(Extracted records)
>> BEGIN
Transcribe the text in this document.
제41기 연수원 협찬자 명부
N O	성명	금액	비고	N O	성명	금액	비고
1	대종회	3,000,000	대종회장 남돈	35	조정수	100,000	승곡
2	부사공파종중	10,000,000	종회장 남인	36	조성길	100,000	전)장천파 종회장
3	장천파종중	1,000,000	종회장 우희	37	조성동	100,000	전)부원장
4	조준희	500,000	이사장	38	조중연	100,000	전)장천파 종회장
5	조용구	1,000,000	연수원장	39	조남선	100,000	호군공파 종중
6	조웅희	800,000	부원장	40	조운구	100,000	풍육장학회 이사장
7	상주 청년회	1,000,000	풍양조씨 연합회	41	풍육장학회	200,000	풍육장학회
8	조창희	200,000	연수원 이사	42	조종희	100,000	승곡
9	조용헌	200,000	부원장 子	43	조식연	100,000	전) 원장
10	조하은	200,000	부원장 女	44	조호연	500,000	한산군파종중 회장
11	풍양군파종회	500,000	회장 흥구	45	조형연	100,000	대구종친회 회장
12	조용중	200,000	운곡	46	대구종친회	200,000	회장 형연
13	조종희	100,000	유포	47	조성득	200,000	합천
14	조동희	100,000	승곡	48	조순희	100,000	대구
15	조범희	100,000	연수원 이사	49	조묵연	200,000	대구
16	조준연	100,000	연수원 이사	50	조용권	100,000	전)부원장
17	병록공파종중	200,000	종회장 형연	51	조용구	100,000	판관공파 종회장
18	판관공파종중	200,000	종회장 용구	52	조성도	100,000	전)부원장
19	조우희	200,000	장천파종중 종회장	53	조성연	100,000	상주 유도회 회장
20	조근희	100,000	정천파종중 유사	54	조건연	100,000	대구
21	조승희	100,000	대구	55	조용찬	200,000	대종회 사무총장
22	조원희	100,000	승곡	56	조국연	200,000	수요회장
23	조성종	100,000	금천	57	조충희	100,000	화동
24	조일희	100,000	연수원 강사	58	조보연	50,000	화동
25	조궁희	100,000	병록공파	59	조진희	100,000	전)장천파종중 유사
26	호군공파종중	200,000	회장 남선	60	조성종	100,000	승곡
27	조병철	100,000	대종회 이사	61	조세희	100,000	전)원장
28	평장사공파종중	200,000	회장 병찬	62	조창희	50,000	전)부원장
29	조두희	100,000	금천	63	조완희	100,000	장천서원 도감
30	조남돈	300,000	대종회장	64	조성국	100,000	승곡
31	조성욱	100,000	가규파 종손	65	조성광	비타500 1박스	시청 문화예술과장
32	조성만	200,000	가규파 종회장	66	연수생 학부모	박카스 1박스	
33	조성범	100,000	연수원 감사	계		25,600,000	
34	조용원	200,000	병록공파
>> END
>> BEGIN
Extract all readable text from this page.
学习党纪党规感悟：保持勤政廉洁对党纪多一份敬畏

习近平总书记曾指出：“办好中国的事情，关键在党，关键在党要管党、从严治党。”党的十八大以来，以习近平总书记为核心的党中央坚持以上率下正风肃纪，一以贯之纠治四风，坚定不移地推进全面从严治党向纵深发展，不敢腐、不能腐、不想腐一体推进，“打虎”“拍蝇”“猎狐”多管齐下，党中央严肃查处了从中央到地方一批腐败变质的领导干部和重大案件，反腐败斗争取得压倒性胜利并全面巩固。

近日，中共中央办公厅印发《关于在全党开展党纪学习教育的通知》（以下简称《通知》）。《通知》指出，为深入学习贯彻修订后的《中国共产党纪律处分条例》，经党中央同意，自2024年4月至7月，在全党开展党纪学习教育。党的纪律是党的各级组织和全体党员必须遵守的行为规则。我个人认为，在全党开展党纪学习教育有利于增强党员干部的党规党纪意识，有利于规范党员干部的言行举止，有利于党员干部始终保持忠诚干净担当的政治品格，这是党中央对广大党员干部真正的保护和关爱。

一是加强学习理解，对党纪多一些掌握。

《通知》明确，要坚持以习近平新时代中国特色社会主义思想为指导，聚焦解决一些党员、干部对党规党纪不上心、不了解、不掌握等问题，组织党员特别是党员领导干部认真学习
>> END
Stated goal =
Gather all lines from the records above in which "this" appears.

Task response =
Transcribe the text in this document.
Extract all readable text from this page.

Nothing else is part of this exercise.